* **Directions for this task**
Filter the records below down to lines containing "chauffage".

* **Data provided**
------------------------------

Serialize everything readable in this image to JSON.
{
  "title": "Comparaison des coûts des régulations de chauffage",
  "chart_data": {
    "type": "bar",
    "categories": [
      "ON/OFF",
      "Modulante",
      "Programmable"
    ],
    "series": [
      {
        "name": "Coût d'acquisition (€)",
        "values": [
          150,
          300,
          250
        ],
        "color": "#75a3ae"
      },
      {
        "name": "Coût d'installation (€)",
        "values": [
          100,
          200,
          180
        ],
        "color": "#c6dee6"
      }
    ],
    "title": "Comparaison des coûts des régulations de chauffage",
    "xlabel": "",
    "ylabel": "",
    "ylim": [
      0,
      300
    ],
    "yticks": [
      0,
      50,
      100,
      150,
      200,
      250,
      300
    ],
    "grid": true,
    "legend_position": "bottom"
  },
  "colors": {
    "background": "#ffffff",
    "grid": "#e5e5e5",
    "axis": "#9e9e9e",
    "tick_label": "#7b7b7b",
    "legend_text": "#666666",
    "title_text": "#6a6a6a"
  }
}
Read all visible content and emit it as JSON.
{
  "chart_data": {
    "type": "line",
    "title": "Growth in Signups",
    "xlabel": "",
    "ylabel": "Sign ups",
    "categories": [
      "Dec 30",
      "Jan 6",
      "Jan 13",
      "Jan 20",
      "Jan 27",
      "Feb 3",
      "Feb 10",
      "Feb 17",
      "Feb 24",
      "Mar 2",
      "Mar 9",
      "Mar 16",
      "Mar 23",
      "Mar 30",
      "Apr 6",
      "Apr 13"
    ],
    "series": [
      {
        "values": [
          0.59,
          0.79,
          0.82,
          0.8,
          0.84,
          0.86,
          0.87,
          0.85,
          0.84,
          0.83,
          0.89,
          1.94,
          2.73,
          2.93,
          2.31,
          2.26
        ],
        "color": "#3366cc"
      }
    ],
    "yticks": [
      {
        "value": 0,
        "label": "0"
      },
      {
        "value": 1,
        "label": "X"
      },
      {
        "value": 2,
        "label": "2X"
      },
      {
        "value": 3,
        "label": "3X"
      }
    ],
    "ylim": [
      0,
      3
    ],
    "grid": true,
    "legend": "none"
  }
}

------------------------------

* **Task result**
  "title": "Comparaison des coûts des régulations de chauffage",
    "title": "Comparaison des coûts des régulations de chauffage",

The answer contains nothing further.